◆ **INSTRUCTION**
Find the lines that hold "What". Report only how many there are.

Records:
* * * * * * * * *

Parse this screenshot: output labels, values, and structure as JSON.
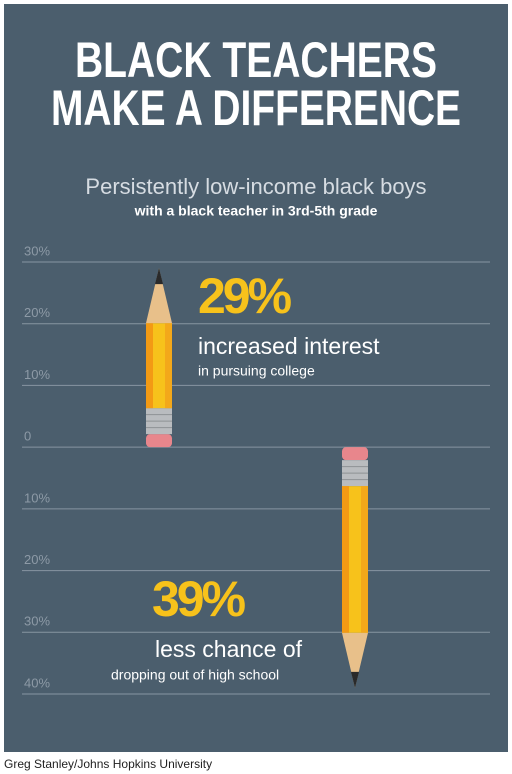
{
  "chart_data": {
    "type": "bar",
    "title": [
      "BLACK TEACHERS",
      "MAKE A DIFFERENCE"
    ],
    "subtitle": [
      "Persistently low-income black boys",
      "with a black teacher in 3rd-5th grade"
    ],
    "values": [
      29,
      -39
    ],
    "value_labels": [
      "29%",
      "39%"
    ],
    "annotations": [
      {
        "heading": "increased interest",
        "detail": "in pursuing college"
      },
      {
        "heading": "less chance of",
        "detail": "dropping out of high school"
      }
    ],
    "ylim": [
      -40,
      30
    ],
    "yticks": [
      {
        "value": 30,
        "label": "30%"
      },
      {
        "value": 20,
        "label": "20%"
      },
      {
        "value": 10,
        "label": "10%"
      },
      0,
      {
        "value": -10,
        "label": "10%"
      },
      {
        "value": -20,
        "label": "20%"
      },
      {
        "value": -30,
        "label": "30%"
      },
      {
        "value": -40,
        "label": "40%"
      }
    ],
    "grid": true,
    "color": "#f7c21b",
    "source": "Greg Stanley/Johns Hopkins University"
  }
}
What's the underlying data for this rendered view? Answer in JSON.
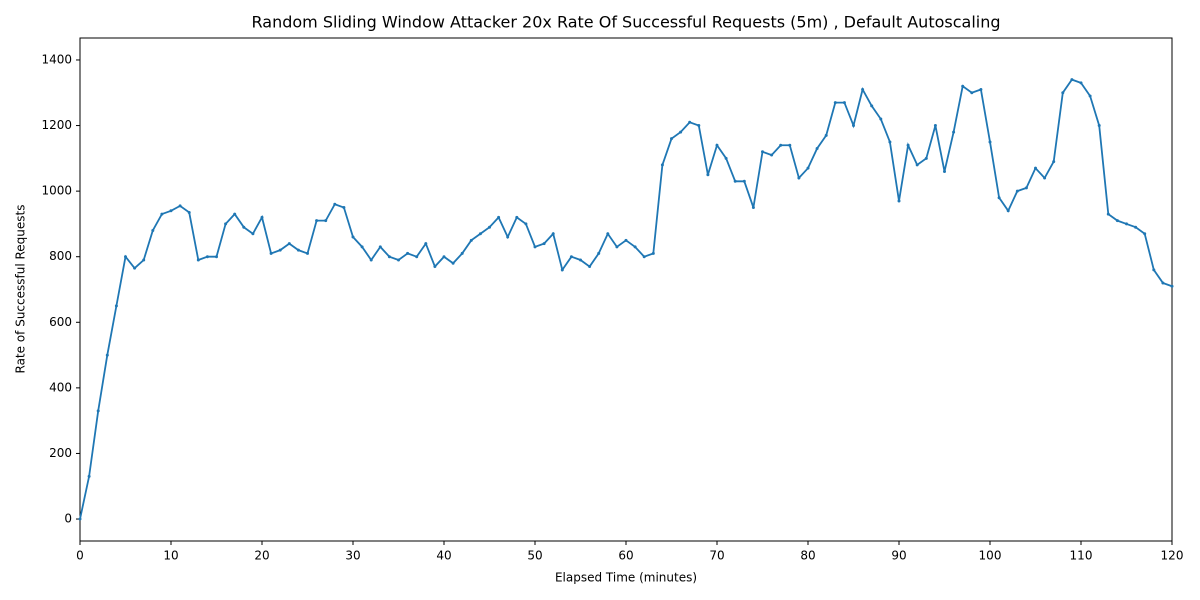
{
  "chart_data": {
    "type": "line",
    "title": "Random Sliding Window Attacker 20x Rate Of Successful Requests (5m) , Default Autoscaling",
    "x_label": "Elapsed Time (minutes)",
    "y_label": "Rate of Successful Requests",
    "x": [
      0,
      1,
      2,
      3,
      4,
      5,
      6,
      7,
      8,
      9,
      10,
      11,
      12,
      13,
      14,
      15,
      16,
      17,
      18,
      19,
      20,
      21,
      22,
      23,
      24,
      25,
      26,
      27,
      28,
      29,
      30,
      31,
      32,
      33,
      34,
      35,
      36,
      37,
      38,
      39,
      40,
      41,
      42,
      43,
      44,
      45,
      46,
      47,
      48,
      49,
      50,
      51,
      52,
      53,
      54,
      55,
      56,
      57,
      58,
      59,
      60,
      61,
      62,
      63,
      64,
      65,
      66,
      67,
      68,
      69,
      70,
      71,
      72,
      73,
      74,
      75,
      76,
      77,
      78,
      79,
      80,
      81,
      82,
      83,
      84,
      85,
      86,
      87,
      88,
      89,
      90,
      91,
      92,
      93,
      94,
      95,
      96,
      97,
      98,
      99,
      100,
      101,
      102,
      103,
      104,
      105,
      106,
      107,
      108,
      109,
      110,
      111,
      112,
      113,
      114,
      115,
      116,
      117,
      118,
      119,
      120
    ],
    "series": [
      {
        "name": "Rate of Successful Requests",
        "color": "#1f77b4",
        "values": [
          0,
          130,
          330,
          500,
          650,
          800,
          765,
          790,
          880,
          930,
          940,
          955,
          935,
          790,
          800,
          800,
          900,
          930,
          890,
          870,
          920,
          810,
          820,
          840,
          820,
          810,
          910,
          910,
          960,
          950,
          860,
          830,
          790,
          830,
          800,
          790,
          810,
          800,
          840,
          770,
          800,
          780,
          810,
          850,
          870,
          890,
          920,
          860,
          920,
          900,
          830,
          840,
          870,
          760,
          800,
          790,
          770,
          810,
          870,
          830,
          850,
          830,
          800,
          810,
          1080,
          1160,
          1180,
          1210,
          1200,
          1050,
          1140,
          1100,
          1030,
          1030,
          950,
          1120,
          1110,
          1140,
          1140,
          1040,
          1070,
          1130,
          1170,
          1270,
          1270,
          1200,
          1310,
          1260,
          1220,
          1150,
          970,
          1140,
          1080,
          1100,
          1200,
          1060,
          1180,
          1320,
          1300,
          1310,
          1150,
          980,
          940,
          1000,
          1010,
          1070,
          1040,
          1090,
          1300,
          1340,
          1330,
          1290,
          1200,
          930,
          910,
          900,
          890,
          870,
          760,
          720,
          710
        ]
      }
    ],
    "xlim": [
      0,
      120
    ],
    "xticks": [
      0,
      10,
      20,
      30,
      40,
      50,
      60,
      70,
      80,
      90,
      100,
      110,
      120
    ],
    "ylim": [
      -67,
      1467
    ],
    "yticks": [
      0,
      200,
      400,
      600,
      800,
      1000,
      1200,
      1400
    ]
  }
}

* * * * * * * * *

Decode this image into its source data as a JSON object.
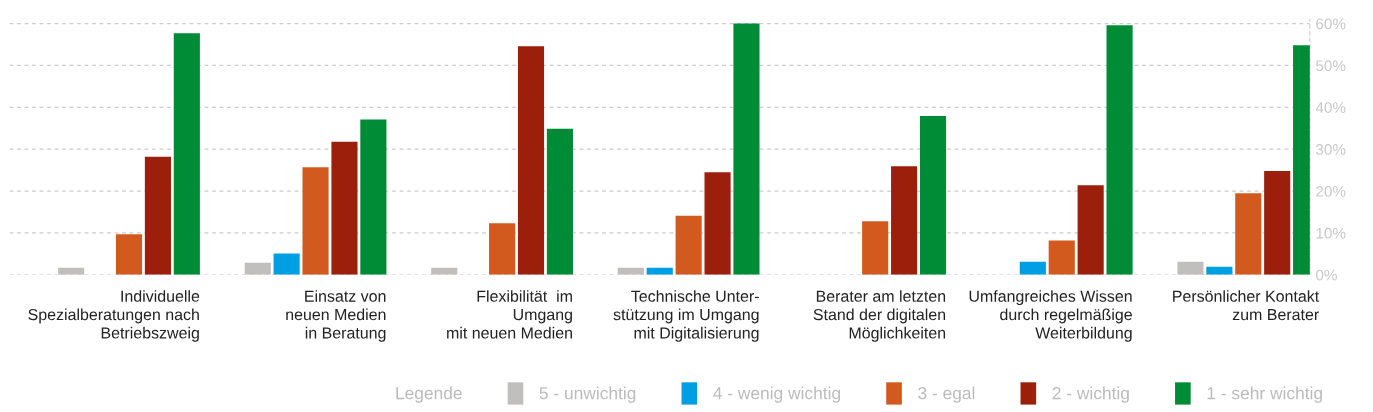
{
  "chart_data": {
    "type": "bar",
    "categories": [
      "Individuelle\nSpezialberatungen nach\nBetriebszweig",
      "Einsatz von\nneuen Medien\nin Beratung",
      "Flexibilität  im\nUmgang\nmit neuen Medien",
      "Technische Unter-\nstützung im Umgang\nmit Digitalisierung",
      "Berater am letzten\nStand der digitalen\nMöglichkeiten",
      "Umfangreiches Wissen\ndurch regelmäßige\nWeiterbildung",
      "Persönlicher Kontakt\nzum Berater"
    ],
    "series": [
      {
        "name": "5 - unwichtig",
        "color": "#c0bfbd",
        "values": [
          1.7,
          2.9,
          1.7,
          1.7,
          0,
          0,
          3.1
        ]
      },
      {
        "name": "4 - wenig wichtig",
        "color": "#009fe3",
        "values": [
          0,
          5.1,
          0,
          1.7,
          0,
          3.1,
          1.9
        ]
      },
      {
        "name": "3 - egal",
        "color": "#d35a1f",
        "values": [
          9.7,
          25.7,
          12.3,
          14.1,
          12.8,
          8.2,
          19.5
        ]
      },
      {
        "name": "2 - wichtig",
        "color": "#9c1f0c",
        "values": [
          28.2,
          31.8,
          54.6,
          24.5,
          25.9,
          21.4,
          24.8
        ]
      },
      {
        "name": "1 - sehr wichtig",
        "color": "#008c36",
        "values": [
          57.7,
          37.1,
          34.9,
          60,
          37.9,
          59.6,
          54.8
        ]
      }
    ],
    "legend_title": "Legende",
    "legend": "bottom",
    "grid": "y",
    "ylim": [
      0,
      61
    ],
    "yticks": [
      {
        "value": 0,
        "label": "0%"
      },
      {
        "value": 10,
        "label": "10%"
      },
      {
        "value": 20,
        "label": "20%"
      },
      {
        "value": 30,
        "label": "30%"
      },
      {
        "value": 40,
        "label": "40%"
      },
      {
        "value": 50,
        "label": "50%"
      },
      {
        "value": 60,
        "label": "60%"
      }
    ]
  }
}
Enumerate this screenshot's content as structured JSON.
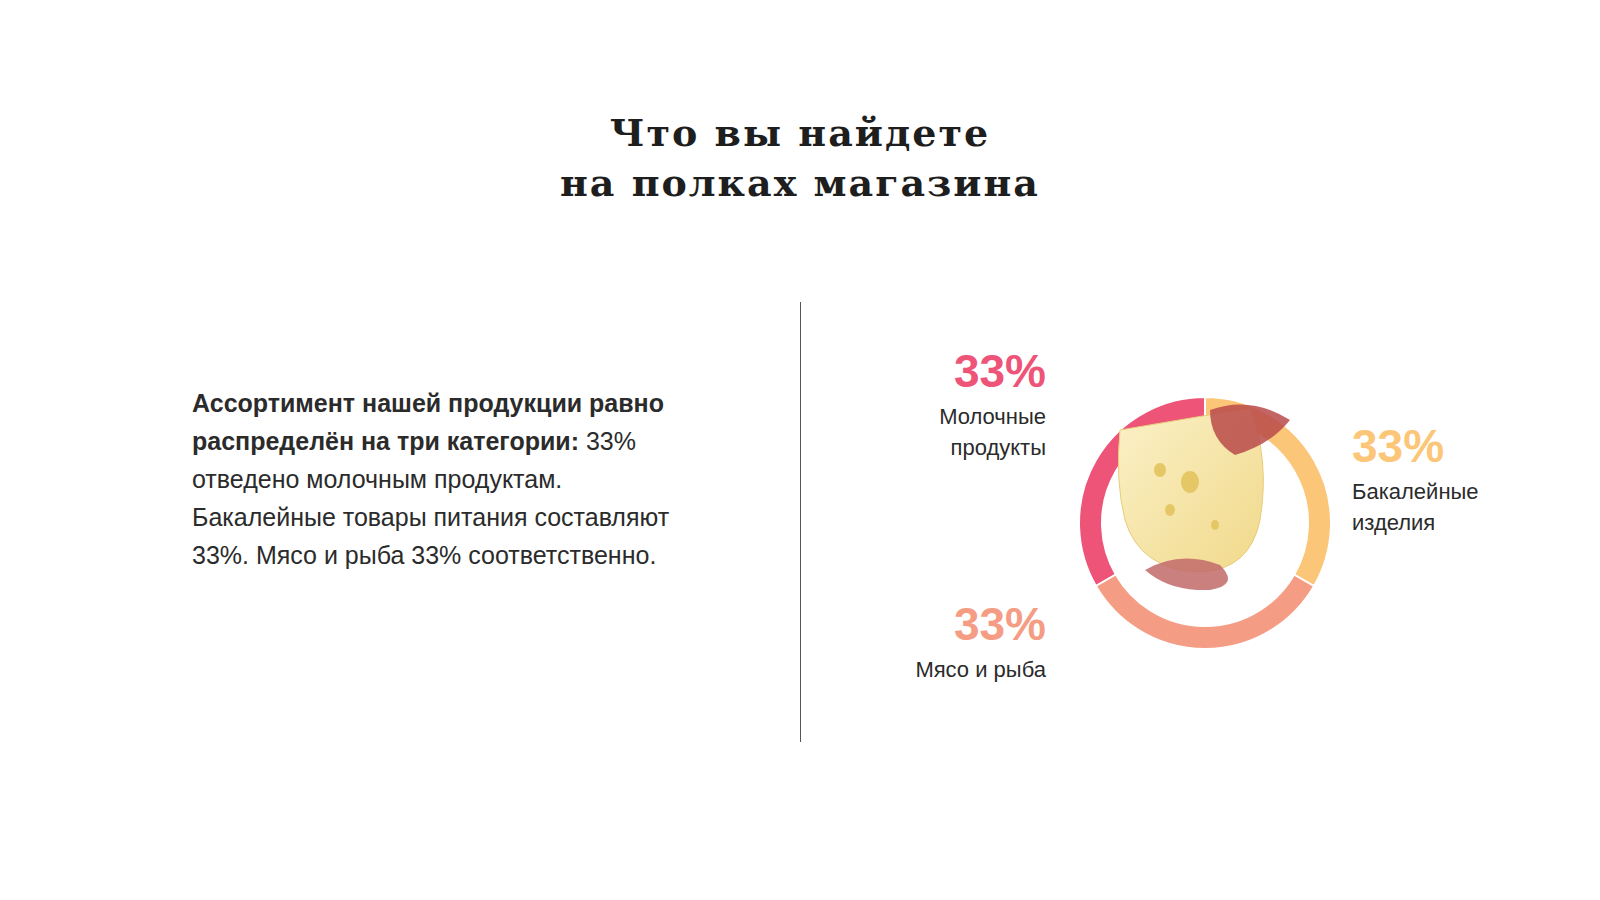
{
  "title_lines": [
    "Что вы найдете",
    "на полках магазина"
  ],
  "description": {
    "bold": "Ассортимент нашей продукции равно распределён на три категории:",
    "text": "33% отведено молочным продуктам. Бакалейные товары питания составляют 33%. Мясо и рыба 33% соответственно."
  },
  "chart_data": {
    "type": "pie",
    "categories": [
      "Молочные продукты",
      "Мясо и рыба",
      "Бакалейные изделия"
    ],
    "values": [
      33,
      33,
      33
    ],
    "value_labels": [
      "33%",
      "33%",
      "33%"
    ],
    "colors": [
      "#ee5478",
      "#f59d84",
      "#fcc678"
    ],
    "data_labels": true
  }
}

* * * * * * * * *

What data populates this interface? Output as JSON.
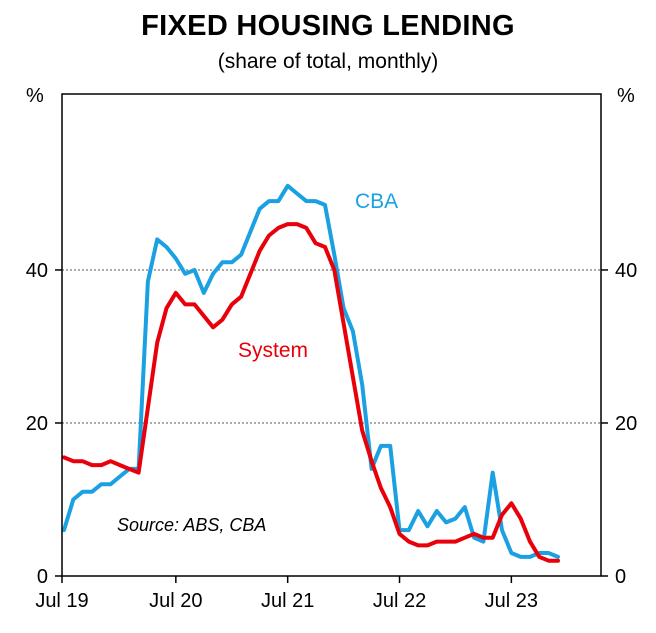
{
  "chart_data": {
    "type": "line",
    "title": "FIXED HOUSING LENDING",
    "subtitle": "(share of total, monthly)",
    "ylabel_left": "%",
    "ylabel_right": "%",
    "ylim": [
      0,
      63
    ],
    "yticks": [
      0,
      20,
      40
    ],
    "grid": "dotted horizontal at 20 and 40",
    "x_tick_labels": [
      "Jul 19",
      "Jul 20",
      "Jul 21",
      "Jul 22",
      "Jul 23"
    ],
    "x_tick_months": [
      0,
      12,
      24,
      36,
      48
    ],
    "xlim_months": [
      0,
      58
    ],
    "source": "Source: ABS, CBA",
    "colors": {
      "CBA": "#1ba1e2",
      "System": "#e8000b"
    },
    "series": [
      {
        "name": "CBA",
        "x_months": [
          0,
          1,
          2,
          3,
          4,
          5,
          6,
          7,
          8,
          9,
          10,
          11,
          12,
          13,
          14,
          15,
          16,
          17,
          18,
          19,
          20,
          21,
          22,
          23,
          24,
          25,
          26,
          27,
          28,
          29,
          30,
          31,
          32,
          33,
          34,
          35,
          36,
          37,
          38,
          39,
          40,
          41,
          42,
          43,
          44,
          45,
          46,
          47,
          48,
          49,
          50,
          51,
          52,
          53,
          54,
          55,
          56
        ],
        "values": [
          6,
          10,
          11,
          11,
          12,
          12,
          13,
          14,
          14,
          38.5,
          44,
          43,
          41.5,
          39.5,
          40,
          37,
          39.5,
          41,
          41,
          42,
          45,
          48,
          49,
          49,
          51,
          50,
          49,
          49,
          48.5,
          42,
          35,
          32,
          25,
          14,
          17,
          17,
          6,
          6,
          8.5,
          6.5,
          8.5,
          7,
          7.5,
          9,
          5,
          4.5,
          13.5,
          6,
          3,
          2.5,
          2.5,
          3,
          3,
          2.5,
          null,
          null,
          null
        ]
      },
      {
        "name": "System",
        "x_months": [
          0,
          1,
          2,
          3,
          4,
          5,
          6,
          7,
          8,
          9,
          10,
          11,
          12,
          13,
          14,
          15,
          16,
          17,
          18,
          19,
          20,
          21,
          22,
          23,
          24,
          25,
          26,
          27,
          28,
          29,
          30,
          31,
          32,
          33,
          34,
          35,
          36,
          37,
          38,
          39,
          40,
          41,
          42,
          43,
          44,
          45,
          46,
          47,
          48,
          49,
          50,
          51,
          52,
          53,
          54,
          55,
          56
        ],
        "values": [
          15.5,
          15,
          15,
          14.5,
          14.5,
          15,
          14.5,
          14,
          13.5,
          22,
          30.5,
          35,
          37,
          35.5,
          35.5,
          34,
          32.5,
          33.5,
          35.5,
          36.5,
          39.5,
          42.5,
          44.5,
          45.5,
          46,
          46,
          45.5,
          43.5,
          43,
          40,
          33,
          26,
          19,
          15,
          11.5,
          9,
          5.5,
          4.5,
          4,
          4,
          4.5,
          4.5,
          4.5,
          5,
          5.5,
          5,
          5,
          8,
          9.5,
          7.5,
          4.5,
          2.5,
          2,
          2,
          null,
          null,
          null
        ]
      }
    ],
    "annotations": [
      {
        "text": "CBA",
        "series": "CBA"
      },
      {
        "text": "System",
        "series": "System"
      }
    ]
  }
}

* * * * * * * * *

◆ **COMPLETED EXERCISE**
2